Instructions for the task:
Look for "heading" in each line of the entries, and return the matching lines.

------------------------

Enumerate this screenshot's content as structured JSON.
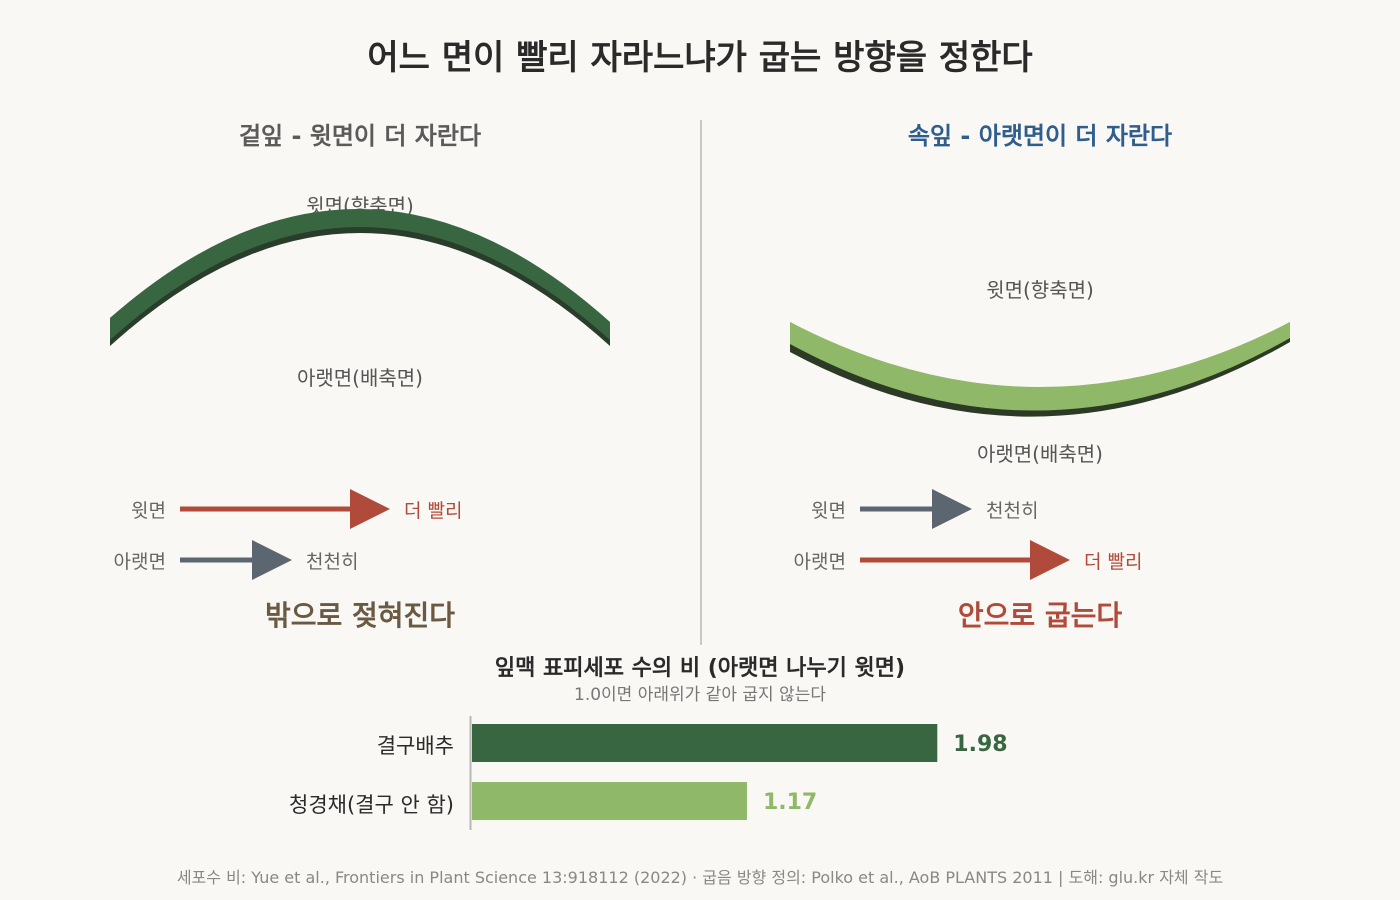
{
  "title": "어느 면이 빨리 자라느냐가 굽는 방향을 정한다",
  "colors": {
    "dark_green": "#386641",
    "light_green": "#8fb868",
    "red": "#b04a3a",
    "slate": "#5c6670",
    "brown": "#6b5a43",
    "blue": "#2f5d8c"
  },
  "left_panel": {
    "heading": "겉잎 - 윗면이 더 자란다",
    "upper_label": "윗면(향축면)",
    "lower_label": "아랫면(배축면)",
    "arrows": [
      {
        "side": "윗면",
        "speed": "더 빨리",
        "fast": true
      },
      {
        "side": "아랫면",
        "speed": "천천히",
        "fast": false
      }
    ],
    "result": "밖으로 젖혀진다"
  },
  "right_panel": {
    "heading": "속잎 - 아랫면이 더 자란다",
    "upper_label": "윗면(향축면)",
    "lower_label": "아랫면(배축면)",
    "arrows": [
      {
        "side": "윗면",
        "speed": "천천히",
        "fast": false
      },
      {
        "side": "아랫면",
        "speed": "더 빨리",
        "fast": true
      }
    ],
    "result": "안으로 굽는다"
  },
  "chart_data": {
    "type": "bar",
    "orientation": "horizontal",
    "title": "잎맥 표피세포 수의 비 (아랫면 나누기 윗면)",
    "subtitle": "1.0이면 아래위가 같아 굽지 않는다",
    "categories": [
      "결구배추",
      "청경채(결구 안 함)"
    ],
    "values": [
      1.98,
      1.17
    ],
    "value_labels": [
      "1.98",
      "1.17"
    ],
    "colors": [
      "#386641",
      "#8fb868"
    ]
  },
  "footer": "세포수 비: Yue et al., Frontiers in Plant Science 13:918112 (2022) · 굽음 방향 정의: Polko et al., AoB PLANTS 2011  |  도해: glu.kr 자체 작도"
}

------------------------

Solution for this problem:
    "heading": "겉잎 - 윗면이 더 자란다",
    "heading": "속잎 - 아랫면이 더 자란다",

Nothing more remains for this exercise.